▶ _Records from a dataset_

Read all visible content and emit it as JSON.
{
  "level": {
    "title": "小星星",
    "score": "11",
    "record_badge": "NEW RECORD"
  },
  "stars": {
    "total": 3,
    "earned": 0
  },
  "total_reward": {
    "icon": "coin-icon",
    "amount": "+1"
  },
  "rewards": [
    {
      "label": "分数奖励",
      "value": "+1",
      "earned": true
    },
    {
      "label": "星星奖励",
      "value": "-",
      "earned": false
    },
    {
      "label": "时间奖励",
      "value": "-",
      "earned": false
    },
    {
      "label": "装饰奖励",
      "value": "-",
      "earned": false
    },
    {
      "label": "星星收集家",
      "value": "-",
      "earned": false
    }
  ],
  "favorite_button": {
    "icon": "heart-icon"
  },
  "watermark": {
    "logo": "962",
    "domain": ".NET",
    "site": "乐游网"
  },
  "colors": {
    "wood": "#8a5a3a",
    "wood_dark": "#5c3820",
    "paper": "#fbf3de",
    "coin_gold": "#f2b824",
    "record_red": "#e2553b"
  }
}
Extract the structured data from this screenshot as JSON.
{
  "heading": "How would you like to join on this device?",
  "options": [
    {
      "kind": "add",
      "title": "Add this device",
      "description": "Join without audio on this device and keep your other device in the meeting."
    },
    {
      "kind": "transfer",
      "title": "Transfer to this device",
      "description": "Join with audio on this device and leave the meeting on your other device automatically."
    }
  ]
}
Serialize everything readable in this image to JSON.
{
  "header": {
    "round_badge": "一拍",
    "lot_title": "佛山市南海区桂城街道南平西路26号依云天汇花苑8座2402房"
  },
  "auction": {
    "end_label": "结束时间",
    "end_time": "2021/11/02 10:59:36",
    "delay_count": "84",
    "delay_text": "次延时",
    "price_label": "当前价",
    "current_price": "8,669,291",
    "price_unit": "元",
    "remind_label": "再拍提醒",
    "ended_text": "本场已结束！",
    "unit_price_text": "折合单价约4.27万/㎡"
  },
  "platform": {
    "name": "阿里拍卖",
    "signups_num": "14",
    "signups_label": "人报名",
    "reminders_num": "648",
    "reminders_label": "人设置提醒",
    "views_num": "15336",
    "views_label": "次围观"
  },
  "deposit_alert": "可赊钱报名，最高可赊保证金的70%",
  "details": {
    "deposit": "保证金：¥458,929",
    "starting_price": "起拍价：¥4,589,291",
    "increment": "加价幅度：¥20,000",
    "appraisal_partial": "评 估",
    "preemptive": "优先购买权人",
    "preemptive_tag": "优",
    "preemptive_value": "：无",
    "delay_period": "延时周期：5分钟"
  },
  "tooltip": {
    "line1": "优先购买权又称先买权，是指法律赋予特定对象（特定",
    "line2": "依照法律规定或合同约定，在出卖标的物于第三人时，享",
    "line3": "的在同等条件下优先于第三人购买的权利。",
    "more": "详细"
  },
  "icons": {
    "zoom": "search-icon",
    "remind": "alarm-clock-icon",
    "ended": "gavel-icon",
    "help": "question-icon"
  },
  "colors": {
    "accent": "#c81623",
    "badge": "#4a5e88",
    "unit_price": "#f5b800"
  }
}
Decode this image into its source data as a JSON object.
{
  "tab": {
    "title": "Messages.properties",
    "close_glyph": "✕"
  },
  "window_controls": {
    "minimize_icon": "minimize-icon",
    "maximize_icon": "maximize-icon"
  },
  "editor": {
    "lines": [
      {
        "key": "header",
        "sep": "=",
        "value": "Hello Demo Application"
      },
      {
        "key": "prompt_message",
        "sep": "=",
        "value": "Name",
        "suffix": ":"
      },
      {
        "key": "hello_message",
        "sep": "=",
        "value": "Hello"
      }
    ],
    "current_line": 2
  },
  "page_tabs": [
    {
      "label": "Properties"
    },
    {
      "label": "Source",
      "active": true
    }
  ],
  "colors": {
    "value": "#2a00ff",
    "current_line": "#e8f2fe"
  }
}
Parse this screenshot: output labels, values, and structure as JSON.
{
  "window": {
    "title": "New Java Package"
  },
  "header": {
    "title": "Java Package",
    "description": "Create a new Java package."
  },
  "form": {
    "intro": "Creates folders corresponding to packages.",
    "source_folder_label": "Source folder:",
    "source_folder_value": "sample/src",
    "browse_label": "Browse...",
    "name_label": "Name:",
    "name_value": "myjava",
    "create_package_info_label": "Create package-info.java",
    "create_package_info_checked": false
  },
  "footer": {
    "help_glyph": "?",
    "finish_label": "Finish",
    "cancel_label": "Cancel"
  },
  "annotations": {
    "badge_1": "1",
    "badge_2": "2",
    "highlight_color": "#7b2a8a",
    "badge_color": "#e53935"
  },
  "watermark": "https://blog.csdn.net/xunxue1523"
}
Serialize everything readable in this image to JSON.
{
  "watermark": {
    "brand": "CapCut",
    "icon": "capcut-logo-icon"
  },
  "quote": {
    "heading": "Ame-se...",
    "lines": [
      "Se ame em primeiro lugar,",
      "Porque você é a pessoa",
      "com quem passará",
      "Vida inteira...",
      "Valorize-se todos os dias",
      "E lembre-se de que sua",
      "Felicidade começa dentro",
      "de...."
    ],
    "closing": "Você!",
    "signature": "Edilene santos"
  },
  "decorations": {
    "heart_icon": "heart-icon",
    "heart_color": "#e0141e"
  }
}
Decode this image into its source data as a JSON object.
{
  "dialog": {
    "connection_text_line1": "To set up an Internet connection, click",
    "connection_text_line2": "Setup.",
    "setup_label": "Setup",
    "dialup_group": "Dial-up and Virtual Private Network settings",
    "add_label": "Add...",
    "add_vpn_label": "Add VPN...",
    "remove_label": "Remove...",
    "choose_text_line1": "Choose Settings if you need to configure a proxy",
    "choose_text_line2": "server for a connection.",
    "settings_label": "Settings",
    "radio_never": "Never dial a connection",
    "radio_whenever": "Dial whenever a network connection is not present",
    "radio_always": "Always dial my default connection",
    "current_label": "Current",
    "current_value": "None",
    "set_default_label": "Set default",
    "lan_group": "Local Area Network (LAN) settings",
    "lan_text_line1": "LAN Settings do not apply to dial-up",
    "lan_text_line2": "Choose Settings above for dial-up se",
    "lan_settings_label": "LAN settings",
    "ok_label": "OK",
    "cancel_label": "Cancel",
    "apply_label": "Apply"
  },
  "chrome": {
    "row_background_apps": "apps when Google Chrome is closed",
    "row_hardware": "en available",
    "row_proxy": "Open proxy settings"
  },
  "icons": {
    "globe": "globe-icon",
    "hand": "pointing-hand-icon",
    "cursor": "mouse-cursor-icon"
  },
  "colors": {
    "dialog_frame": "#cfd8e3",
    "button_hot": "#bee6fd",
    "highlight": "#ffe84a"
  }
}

▶ _Requirements_
Your task is to extract all of the records exactly.

▶ _Problem solution_
Read all visible content and emit it as JSON.
{
  "level": {
    "title": "小星星",
    "score": "11",
    "record_badge": "NEW RECORD"
  },
  "stars": {
    "total": 3,
    "earned": 0
  },
  "total_reward": {
    "icon": "coin-icon",
    "amount": "+1"
  },
  "rewards": [
    {
      "label": "分数奖励",
      "value": "+1",
      "earned": true
    },
    {
      "label": "星星奖励",
      "value": "-",
      "earned": false
    },
    {
      "label": "时间奖励",
      "value": "-",
      "earned": false
    },
    {
      "label": "装饰奖励",
      "value": "-",
      "earned": false
    },
    {
      "label": "星星收集家",
      "value": "-",
      "earned": false
    }
  ],
  "favorite_button": {
    "icon": "heart-icon"
  },
  "watermark": {
    "logo": "962",
    "domain": ".NET",
    "site": "乐游网"
  },
  "colors": {
    "wood": "#8a5a3a",
    "wood_dark": "#5c3820",
    "paper": "#fbf3de",
    "coin_gold": "#f2b824",
    "record_red": "#e2553b"
  }
}
Extract the structured data from this screenshot as JSON.
{
  "heading": "How would you like to join on this device?",
  "options": [
    {
      "kind": "add",
      "title": "Add this device",
      "description": "Join without audio on this device and keep your other device in the meeting."
    },
    {
      "kind": "transfer",
      "title": "Transfer to this device",
      "description": "Join with audio on this device and leave the meeting on your other device automatically."
    }
  ]
}
Serialize everything readable in this image to JSON.
{
  "header": {
    "round_badge": "一拍",
    "lot_title": "佛山市南海区桂城街道南平西路26号依云天汇花苑8座2402房"
  },
  "auction": {
    "end_label": "结束时间",
    "end_time": "2021/11/02 10:59:36",
    "delay_count": "84",
    "delay_text": "次延时",
    "price_label": "当前价",
    "current_price": "8,669,291",
    "price_unit": "元",
    "remind_label": "再拍提醒",
    "ended_text": "本场已结束！",
    "unit_price_text": "折合单价约4.27万/㎡"
  },
  "platform": {
    "name": "阿里拍卖",
    "signups_num": "14",
    "signups_label": "人报名",
    "reminders_num": "648",
    "reminders_label": "人设置提醒",
    "views_num": "15336",
    "views_label": "次围观"
  },
  "deposit_alert": "可赊钱报名，最高可赊保证金的70%",
  "details": {
    "deposit": "保证金：¥458,929",
    "starting_price": "起拍价：¥4,589,291",
    "increment": "加价幅度：¥20,000",
    "appraisal_partial": "评 估",
    "preemptive": "优先购买权人",
    "preemptive_tag": "优",
    "preemptive_value": "：无",
    "delay_period": "延时周期：5分钟"
  },
  "tooltip": {
    "line1": "优先购买权又称先买权，是指法律赋予特定对象（特定",
    "line2": "依照法律规定或合同约定，在出卖标的物于第三人时，享",
    "line3": "的在同等条件下优先于第三人购买的权利。",
    "more": "详细"
  },
  "icons": {
    "zoom": "search-icon",
    "remind": "alarm-clock-icon",
    "ended": "gavel-icon",
    "help": "question-icon"
  },
  "colors": {
    "accent": "#c81623",
    "badge": "#4a5e88",
    "unit_price": "#f5b800"
  }
}
Decode this image into its source data as a JSON object.
{
  "tab": {
    "title": "Messages.properties",
    "close_glyph": "✕"
  },
  "window_controls": {
    "minimize_icon": "minimize-icon",
    "maximize_icon": "maximize-icon"
  },
  "editor": {
    "lines": [
      {
        "key": "header",
        "sep": "=",
        "value": "Hello Demo Application"
      },
      {
        "key": "prompt_message",
        "sep": "=",
        "value": "Name",
        "suffix": ":"
      },
      {
        "key": "hello_message",
        "sep": "=",
        "value": "Hello"
      }
    ],
    "current_line": 2
  },
  "page_tabs": [
    {
      "label": "Properties"
    },
    {
      "label": "Source",
      "active": true
    }
  ],
  "colors": {
    "value": "#2a00ff",
    "current_line": "#e8f2fe"
  }
}
Parse this screenshot: output labels, values, and structure as JSON.
{
  "window": {
    "title": "New Java Package"
  },
  "header": {
    "title": "Java Package",
    "description": "Create a new Java package."
  },
  "form": {
    "intro": "Creates folders corresponding to packages.",
    "source_folder_label": "Source folder:",
    "source_folder_value": "sample/src",
    "browse_label": "Browse...",
    "name_label": "Name:",
    "name_value": "myjava",
    "create_package_info_label": "Create package-info.java",
    "create_package_info_checked": false
  },
  "footer": {
    "help_glyph": "?",
    "finish_label": "Finish",
    "cancel_label": "Cancel"
  },
  "annotations": {
    "badge_1": "1",
    "badge_2": "2",
    "highlight_color": "#7b2a8a",
    "badge_color": "#e53935"
  },
  "watermark": "https://blog.csdn.net/xunxue1523"
}
Serialize everything readable in this image to JSON.
{
  "watermark": {
    "brand": "CapCut",
    "icon": "capcut-logo-icon"
  },
  "quote": {
    "heading": "Ame-se...",
    "lines": [
      "Se ame em primeiro lugar,",
      "Porque você é a pessoa",
      "com quem passará",
      "Vida inteira...",
      "Valorize-se todos os dias",
      "E lembre-se de que sua",
      "Felicidade começa dentro",
      "de...."
    ],
    "closing": "Você!",
    "signature": "Edilene santos"
  },
  "decorations": {
    "heart_icon": "heart-icon",
    "heart_color": "#e0141e"
  }
}
Decode this image into its source data as a JSON object.
{
  "dialog": {
    "connection_text_line1": "To set up an Internet connection, click",
    "connection_text_line2": "Setup.",
    "setup_label": "Setup",
    "dialup_group": "Dial-up and Virtual Private Network settings",
    "add_label": "Add...",
    "add_vpn_label": "Add VPN...",
    "remove_label": "Remove...",
    "choose_text_line1": "Choose Settings if you need to configure a proxy",
    "choose_text_line2": "server for a connection.",
    "settings_label": "Settings",
    "radio_never": "Never dial a connection",
    "radio_whenever": "Dial whenever a network connection is not present",
    "radio_always": "Always dial my default connection",
    "current_label": "Current",
    "current_value": "None",
    "set_default_label": "Set default",
    "lan_group": "Local Area Network (LAN) settings",
    "lan_text_line1": "LAN Settings do not apply to dial-up",
    "lan_text_line2": "Choose Settings above for dial-up se",
    "lan_settings_label": "LAN settings",
    "ok_label": "OK",
    "cancel_label": "Cancel",
    "apply_label": "Apply"
  },
  "chrome": {
    "row_background_apps": "apps when Google Chrome is closed",
    "row_hardware": "en available",
    "row_proxy": "Open proxy settings"
  },
  "icons": {
    "globe": "globe-icon",
    "hand": "pointing-hand-icon",
    "cursor": "mouse-cursor-icon"
  },
  "colors": {
    "dialog_frame": "#cfd8e3",
    "button_hot": "#bee6fd",
    "highlight": "#ffe84a"
  }
}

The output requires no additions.